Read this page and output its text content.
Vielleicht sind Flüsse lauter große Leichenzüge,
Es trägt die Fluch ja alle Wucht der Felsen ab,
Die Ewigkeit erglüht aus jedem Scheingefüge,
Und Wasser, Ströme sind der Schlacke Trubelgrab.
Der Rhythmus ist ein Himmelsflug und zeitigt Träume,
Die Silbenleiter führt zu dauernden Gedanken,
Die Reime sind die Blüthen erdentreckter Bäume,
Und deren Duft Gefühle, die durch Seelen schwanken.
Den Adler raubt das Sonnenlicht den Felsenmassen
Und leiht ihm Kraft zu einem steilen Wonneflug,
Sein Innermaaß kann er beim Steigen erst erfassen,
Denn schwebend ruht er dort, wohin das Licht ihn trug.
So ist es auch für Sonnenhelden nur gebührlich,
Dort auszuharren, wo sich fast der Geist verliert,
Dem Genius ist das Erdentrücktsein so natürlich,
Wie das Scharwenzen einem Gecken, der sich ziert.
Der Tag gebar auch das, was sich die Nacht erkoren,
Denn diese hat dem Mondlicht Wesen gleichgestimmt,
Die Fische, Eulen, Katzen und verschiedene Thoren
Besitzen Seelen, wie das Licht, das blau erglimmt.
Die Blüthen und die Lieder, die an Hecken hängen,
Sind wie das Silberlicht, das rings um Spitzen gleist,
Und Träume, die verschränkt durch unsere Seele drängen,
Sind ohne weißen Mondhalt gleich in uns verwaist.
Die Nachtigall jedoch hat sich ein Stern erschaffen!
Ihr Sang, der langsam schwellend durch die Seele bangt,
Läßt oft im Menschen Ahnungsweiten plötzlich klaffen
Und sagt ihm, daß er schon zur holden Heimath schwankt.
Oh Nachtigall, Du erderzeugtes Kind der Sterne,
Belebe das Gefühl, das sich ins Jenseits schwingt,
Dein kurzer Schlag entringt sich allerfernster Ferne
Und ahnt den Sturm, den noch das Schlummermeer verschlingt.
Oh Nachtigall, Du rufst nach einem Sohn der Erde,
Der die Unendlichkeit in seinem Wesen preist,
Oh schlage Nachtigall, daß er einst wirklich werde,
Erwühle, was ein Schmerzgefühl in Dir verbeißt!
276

■ ■ ■ ■ ■ ■ ■

From the entries above, select each line containing the string "Wesen".

_TASK ANSWER_
Denn diese hat dem Mondlicht Wesen gleichgestimmt,
Der die Unendlichkeit in seinem Wesen preist,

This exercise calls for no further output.